Lines of data
◆ ◆ ◆ ◆
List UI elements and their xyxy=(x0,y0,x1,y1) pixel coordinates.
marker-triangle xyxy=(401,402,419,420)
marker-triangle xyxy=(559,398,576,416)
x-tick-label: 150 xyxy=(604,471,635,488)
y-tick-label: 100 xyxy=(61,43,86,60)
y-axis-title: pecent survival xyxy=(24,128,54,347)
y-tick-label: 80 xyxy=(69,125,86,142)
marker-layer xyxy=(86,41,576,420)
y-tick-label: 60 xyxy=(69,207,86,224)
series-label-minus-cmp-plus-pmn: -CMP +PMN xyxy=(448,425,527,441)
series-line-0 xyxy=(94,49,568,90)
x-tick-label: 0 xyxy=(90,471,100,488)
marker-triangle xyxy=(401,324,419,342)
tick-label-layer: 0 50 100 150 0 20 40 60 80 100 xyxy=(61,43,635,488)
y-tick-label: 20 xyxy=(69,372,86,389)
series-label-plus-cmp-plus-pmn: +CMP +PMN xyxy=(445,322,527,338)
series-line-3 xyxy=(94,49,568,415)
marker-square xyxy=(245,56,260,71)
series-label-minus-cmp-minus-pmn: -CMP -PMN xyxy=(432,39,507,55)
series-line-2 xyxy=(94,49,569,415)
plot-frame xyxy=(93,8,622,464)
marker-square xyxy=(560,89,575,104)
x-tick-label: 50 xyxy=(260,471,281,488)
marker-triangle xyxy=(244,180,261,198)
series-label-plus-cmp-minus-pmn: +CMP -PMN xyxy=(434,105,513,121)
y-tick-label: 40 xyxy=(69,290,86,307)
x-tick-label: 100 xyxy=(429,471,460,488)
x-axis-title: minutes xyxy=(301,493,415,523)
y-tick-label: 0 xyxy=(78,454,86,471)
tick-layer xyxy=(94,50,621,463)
◆ ◆ ◆ ◆
▶ [TASK BRIEF]
Convert every line of the data above into a JSON list of strings, one string per line, and omit any blank lines.

▶ [SOLVED EXERCISE]
[
  "List UI elements and their xyxy=(x0,y0,x1,y1) pixel coordinates.",
  "marker-triangle xyxy=(401,402,419,420)",
  "marker-triangle xyxy=(559,398,576,416)",
  "x-tick-label: 150 xyxy=(604,471,635,488)",
  "y-tick-label: 100 xyxy=(61,43,86,60)",
  "y-axis-title: pecent survival xyxy=(24,128,54,347)",
  "y-tick-label: 80 xyxy=(69,125,86,142)",
  "marker-layer xyxy=(86,41,576,420)",
  "y-tick-label: 60 xyxy=(69,207,86,224)",
  "series-label-minus-cmp-plus-pmn: -CMP +PMN xyxy=(448,425,527,441)",
  "series-line-0 xyxy=(94,49,568,90)",
  "x-tick-label: 0 xyxy=(90,471,100,488)",
  "marker-triangle xyxy=(401,324,419,342)",
  "tick-label-layer: 0 50 100 150 0 20 40 60 80 100 xyxy=(61,43,635,488)",
  "y-tick-label: 20 xyxy=(69,372,86,389)",
  "series-label-plus-cmp-plus-pmn: +CMP +PMN xyxy=(445,322,527,338)",
  "series-line-3 xyxy=(94,49,568,415)",
  "marker-square xyxy=(245,56,260,71)",
  "series-label-minus-cmp-minus-pmn: -CMP -PMN xyxy=(432,39,507,55)",
  "series-line-2 xyxy=(94,49,569,415)",
  "plot-frame xyxy=(93,8,622,464)",
  "marker-square xyxy=(560,89,575,104)",
  "x-tick-label: 50 xyxy=(260,471,281,488)",
  "marker-triangle xyxy=(244,180,261,198)",
  "series-label-plus-cmp-minus-pmn: +CMP -PMN xyxy=(434,105,513,121)",
  "y-tick-label: 40 xyxy=(69,290,86,307)",
  "x-tick-label: 100 xyxy=(429,471,460,488)",
  "x-axis-title: minutes xyxy=(301,493,415,523)",
  "y-tick-label: 0 xyxy=(78,454,86,471)",
  "tick-layer xyxy=(94,50,621,463)"
]